What you are asked to do =
Reproduce the records below in full and exactly, without their images.

Entries shown =
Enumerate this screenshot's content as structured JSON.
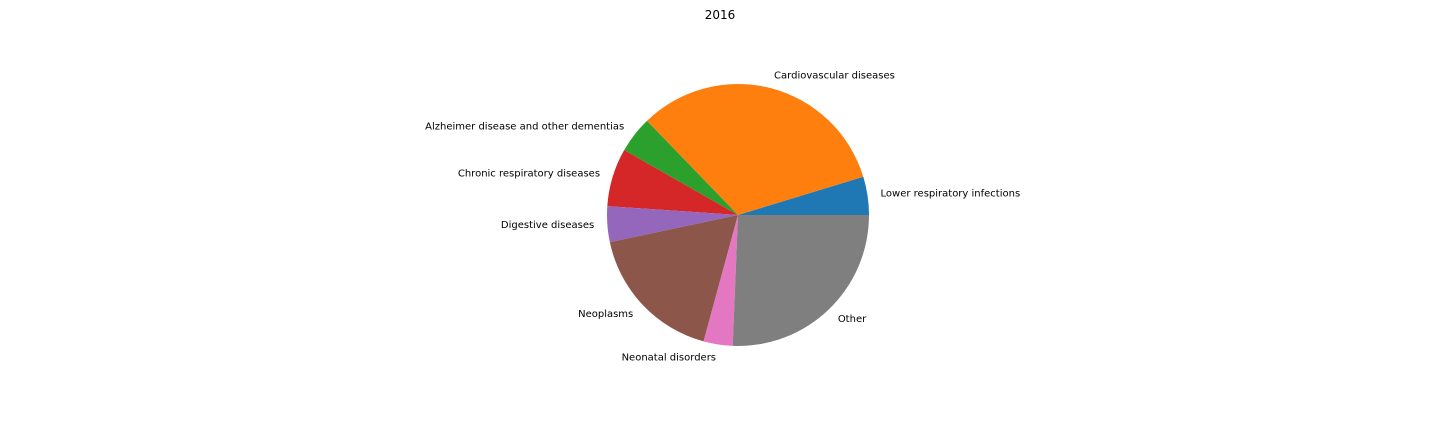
{
  "chart_data": {
    "type": "pie",
    "title": "2016",
    "start_angle_deg": 0,
    "direction": "counterclockwise",
    "slices": [
      {
        "label": "Lower respiratory infections",
        "value": 4.6,
        "color": "#1f77b4"
      },
      {
        "label": "Cardiovascular diseases",
        "value": 31.7,
        "color": "#ff7f0e"
      },
      {
        "label": "Alzheimer disease and other dementias",
        "value": 4.4,
        "color": "#2ca02c"
      },
      {
        "label": "Chronic respiratory diseases",
        "value": 7.0,
        "color": "#d62728"
      },
      {
        "label": "Digestive diseases",
        "value": 4.3,
        "color": "#9467bd"
      },
      {
        "label": "Neoplasms",
        "value": 17.0,
        "color": "#8c564b"
      },
      {
        "label": "Neonatal disorders",
        "value": 3.5,
        "color": "#e377c2"
      },
      {
        "label": "Other",
        "value": 25.0,
        "color": "#7f7f7f"
      }
    ]
  }
}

Solution for this exercise =
Enumerate this screenshot's content as structured JSON.
{
  "chart_data": {
    "type": "pie",
    "title": "2016",
    "start_angle_deg": 0,
    "direction": "counterclockwise",
    "slices": [
      {
        "label": "Lower respiratory infections",
        "value": 4.6,
        "color": "#1f77b4"
      },
      {
        "label": "Cardiovascular diseases",
        "value": 31.7,
        "color": "#ff7f0e"
      },
      {
        "label": "Alzheimer disease and other dementias",
        "value": 4.4,
        "color": "#2ca02c"
      },
      {
        "label": "Chronic respiratory diseases",
        "value": 7.0,
        "color": "#d62728"
      },
      {
        "label": "Digestive diseases",
        "value": 4.3,
        "color": "#9467bd"
      },
      {
        "label": "Neoplasms",
        "value": 17.0,
        "color": "#8c564b"
      },
      {
        "label": "Neonatal disorders",
        "value": 3.5,
        "color": "#e377c2"
      },
      {
        "label": "Other",
        "value": 25.0,
        "color": "#7f7f7f"
      }
    ]
  }
}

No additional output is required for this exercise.